A block of data:
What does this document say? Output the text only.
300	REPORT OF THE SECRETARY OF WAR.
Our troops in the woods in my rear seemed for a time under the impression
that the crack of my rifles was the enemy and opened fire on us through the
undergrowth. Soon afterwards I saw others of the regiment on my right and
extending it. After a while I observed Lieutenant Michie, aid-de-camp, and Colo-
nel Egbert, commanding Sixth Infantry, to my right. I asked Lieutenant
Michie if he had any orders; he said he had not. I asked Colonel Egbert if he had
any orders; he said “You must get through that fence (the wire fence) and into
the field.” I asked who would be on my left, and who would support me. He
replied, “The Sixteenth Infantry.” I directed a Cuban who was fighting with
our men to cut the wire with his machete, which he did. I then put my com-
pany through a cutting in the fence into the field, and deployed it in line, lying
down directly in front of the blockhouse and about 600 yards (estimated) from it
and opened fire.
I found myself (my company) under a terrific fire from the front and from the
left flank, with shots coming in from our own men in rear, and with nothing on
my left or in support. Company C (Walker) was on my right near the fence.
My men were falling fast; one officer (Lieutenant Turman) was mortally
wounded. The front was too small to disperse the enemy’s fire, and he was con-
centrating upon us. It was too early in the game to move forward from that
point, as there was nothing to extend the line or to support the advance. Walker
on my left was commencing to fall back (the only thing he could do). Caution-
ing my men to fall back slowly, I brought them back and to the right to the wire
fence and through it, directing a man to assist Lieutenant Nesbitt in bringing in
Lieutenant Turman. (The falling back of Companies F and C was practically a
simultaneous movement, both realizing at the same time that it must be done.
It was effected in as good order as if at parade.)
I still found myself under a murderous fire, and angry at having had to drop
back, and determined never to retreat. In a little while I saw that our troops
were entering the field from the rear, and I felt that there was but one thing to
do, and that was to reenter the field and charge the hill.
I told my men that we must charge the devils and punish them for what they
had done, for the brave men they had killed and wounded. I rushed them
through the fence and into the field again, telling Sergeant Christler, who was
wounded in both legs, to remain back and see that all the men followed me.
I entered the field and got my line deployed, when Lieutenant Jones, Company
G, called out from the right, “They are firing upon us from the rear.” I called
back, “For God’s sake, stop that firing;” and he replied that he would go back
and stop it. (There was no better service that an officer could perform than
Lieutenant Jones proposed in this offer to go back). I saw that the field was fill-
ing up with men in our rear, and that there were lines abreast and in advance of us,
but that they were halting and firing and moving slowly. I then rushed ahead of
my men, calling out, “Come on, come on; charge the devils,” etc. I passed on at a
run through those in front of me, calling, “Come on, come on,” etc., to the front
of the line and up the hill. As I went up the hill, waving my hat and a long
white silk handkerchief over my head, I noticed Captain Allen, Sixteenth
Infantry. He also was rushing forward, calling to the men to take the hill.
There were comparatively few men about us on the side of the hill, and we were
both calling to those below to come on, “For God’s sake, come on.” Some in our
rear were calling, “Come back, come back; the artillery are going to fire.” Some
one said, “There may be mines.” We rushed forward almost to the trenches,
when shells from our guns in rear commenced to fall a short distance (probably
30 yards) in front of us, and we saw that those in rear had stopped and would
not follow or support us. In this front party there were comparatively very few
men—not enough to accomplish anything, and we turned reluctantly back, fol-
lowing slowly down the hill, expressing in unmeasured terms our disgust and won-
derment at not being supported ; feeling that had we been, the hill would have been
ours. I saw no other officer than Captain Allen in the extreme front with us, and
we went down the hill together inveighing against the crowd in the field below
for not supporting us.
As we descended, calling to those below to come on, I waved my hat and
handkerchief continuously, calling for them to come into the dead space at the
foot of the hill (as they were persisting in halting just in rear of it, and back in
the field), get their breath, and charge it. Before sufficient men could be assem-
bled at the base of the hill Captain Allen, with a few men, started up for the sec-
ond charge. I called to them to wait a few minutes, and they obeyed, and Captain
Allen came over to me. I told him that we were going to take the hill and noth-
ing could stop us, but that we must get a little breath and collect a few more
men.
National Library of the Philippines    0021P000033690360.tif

* Exercise prompt:
Look for lines containing the string "Turman" and copy them all.

* Finished answer:
My men were falling fast; one officer (Lieutenant Turman) was mortally
Lieutenant Turman. (The falling back of Companies F and C was practically a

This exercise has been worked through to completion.